→ **Exercise data**:
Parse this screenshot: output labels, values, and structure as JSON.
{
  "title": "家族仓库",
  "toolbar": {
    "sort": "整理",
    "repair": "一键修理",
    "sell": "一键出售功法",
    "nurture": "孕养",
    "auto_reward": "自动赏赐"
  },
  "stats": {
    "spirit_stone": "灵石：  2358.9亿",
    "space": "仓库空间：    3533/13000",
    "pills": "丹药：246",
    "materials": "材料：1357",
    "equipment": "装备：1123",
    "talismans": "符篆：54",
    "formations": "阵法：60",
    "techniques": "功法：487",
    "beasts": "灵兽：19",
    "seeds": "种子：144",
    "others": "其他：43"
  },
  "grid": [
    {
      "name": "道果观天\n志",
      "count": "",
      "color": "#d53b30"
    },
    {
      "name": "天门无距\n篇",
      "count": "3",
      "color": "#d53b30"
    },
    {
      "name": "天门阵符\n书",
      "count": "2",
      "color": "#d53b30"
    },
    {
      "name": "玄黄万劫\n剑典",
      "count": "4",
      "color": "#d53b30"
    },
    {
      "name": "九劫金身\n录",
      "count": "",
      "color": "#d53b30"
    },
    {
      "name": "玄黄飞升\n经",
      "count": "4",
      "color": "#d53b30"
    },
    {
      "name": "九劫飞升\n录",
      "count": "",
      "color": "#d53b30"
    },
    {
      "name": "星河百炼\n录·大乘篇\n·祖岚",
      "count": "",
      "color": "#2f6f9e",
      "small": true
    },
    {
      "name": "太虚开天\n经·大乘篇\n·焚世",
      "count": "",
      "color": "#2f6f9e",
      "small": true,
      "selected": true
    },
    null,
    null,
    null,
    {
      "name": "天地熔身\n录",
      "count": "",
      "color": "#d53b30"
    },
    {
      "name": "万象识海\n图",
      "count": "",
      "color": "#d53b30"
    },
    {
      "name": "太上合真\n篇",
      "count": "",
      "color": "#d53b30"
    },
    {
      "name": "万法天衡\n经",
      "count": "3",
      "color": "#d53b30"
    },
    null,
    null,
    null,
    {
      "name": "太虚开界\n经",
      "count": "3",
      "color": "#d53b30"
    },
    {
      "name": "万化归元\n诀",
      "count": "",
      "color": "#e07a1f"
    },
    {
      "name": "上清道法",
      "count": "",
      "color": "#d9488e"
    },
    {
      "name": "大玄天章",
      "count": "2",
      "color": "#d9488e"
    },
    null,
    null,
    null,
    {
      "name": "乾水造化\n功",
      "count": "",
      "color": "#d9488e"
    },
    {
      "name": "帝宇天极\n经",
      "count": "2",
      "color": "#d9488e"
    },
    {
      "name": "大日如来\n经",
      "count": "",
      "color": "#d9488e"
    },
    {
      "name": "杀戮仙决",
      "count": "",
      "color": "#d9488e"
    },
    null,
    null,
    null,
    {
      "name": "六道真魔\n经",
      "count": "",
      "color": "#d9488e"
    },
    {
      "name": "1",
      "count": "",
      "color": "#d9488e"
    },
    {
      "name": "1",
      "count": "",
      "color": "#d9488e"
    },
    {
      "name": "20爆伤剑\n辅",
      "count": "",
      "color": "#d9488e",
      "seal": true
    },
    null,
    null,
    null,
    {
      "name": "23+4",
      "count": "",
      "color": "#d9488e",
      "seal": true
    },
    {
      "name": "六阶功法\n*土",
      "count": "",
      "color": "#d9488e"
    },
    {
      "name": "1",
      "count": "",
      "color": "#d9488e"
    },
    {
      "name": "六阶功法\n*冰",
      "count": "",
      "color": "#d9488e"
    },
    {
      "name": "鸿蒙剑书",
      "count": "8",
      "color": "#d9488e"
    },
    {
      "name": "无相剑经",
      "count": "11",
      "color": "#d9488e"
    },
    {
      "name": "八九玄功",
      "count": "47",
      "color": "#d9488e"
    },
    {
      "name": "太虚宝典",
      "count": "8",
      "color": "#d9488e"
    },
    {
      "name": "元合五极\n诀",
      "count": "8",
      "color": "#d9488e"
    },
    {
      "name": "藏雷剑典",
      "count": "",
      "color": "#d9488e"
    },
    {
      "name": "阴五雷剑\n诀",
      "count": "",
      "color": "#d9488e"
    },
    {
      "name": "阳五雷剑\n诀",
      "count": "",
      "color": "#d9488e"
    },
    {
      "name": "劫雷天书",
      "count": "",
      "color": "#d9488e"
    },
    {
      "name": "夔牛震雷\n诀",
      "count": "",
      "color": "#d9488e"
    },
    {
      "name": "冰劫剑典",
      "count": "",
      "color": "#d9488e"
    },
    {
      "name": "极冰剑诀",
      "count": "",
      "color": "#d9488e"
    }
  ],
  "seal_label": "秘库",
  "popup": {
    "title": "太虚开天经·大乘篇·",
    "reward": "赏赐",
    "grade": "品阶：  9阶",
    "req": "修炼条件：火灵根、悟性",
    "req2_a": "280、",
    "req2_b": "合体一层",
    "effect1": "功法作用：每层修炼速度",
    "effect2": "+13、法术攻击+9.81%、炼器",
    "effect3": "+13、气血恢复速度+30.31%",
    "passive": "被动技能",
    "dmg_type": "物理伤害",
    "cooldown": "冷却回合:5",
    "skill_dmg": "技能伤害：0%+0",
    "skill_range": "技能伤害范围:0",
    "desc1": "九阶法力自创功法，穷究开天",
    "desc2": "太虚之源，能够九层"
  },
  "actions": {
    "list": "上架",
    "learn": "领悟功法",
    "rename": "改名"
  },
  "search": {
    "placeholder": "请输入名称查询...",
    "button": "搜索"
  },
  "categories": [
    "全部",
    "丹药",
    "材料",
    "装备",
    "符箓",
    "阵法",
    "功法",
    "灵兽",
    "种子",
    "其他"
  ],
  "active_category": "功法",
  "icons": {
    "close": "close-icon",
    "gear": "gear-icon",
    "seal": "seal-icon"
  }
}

→ **Stated goal**: Go through the material above line by line and copy it exactly.

→ **Answer for this exercise**:
Parse this screenshot: output labels, values, and structure as JSON.
{
  "title": "家族仓库",
  "toolbar": {
    "sort": "整理",
    "repair": "一键修理",
    "sell": "一键出售功法",
    "nurture": "孕养",
    "auto_reward": "自动赏赐"
  },
  "stats": {
    "spirit_stone": "灵石：  2358.9亿",
    "space": "仓库空间：    3533/13000",
    "pills": "丹药：246",
    "materials": "材料：1357",
    "equipment": "装备：1123",
    "talismans": "符篆：54",
    "formations": "阵法：60",
    "techniques": "功法：487",
    "beasts": "灵兽：19",
    "seeds": "种子：144",
    "others": "其他：43"
  },
  "grid": [
    {
      "name": "道果观天\n志",
      "count": "",
      "color": "#d53b30"
    },
    {
      "name": "天门无距\n篇",
      "count": "3",
      "color": "#d53b30"
    },
    {
      "name": "天门阵符\n书",
      "count": "2",
      "color": "#d53b30"
    },
    {
      "name": "玄黄万劫\n剑典",
      "count": "4",
      "color": "#d53b30"
    },
    {
      "name": "九劫金身\n录",
      "count": "",
      "color": "#d53b30"
    },
    {
      "name": "玄黄飞升\n经",
      "count": "4",
      "color": "#d53b30"
    },
    {
      "name": "九劫飞升\n录",
      "count": "",
      "color": "#d53b30"
    },
    {
      "name": "星河百炼\n录·大乘篇\n·祖岚",
      "count": "",
      "color": "#2f6f9e",
      "small": true
    },
    {
      "name": "太虚开天\n经·大乘篇\n·焚世",
      "count": "",
      "color": "#2f6f9e",
      "small": true,
      "selected": true
    },
    null,
    null,
    null,
    {
      "name": "天地熔身\n录",
      "count": "",
      "color": "#d53b30"
    },
    {
      "name": "万象识海\n图",
      "count": "",
      "color": "#d53b30"
    },
    {
      "name": "太上合真\n篇",
      "count": "",
      "color": "#d53b30"
    },
    {
      "name": "万法天衡\n经",
      "count": "3",
      "color": "#d53b30"
    },
    null,
    null,
    null,
    {
      "name": "太虚开界\n经",
      "count": "3",
      "color": "#d53b30"
    },
    {
      "name": "万化归元\n诀",
      "count": "",
      "color": "#e07a1f"
    },
    {
      "name": "上清道法",
      "count": "",
      "color": "#d9488e"
    },
    {
      "name": "大玄天章",
      "count": "2",
      "color": "#d9488e"
    },
    null,
    null,
    null,
    {
      "name": "乾水造化\n功",
      "count": "",
      "color": "#d9488e"
    },
    {
      "name": "帝宇天极\n经",
      "count": "2",
      "color": "#d9488e"
    },
    {
      "name": "大日如来\n经",
      "count": "",
      "color": "#d9488e"
    },
    {
      "name": "杀戮仙决",
      "count": "",
      "color": "#d9488e"
    },
    null,
    null,
    null,
    {
      "name": "六道真魔\n经",
      "count": "",
      "color": "#d9488e"
    },
    {
      "name": "1",
      "count": "",
      "color": "#d9488e"
    },
    {
      "name": "1",
      "count": "",
      "color": "#d9488e"
    },
    {
      "name": "20爆伤剑\n辅",
      "count": "",
      "color": "#d9488e",
      "seal": true
    },
    null,
    null,
    null,
    {
      "name": "23+4",
      "count": "",
      "color": "#d9488e",
      "seal": true
    },
    {
      "name": "六阶功法\n*土",
      "count": "",
      "color": "#d9488e"
    },
    {
      "name": "1",
      "count": "",
      "color": "#d9488e"
    },
    {
      "name": "六阶功法\n*冰",
      "count": "",
      "color": "#d9488e"
    },
    {
      "name": "鸿蒙剑书",
      "count": "8",
      "color": "#d9488e"
    },
    {
      "name": "无相剑经",
      "count": "11",
      "color": "#d9488e"
    },
    {
      "name": "八九玄功",
      "count": "47",
      "color": "#d9488e"
    },
    {
      "name": "太虚宝典",
      "count": "8",
      "color": "#d9488e"
    },
    {
      "name": "元合五极\n诀",
      "count": "8",
      "color": "#d9488e"
    },
    {
      "name": "藏雷剑典",
      "count": "",
      "color": "#d9488e"
    },
    {
      "name": "阴五雷剑\n诀",
      "count": "",
      "color": "#d9488e"
    },
    {
      "name": "阳五雷剑\n诀",
      "count": "",
      "color": "#d9488e"
    },
    {
      "name": "劫雷天书",
      "count": "",
      "color": "#d9488e"
    },
    {
      "name": "夔牛震雷\n诀",
      "count": "",
      "color": "#d9488e"
    },
    {
      "name": "冰劫剑典",
      "count": "",
      "color": "#d9488e"
    },
    {
      "name": "极冰剑诀",
      "count": "",
      "color": "#d9488e"
    }
  ],
  "seal_label": "秘库",
  "popup": {
    "title": "太虚开天经·大乘篇·",
    "reward": "赏赐",
    "grade": "品阶：  9阶",
    "req": "修炼条件：火灵根、悟性",
    "req2_a": "280、",
    "req2_b": "合体一层",
    "effect1": "功法作用：每层修炼速度",
    "effect2": "+13、法术攻击+9.81%、炼器",
    "effect3": "+13、气血恢复速度+30.31%",
    "passive": "被动技能",
    "dmg_type": "物理伤害",
    "cooldown": "冷却回合:5",
    "skill_dmg": "技能伤害：0%+0",
    "skill_range": "技能伤害范围:0",
    "desc1": "九阶法力自创功法，穷究开天",
    "desc2": "太虚之源，能够九层"
  },
  "actions": {
    "list": "上架",
    "learn": "领悟功法",
    "rename": "改名"
  },
  "search": {
    "placeholder": "请输入名称查询...",
    "button": "搜索"
  },
  "categories": [
    "全部",
    "丹药",
    "材料",
    "装备",
    "符箓",
    "阵法",
    "功法",
    "灵兽",
    "种子",
    "其他"
  ],
  "active_category": "功法",
  "icons": {
    "close": "close-icon",
    "gear": "gear-icon",
    "seal": "seal-icon"
  }
}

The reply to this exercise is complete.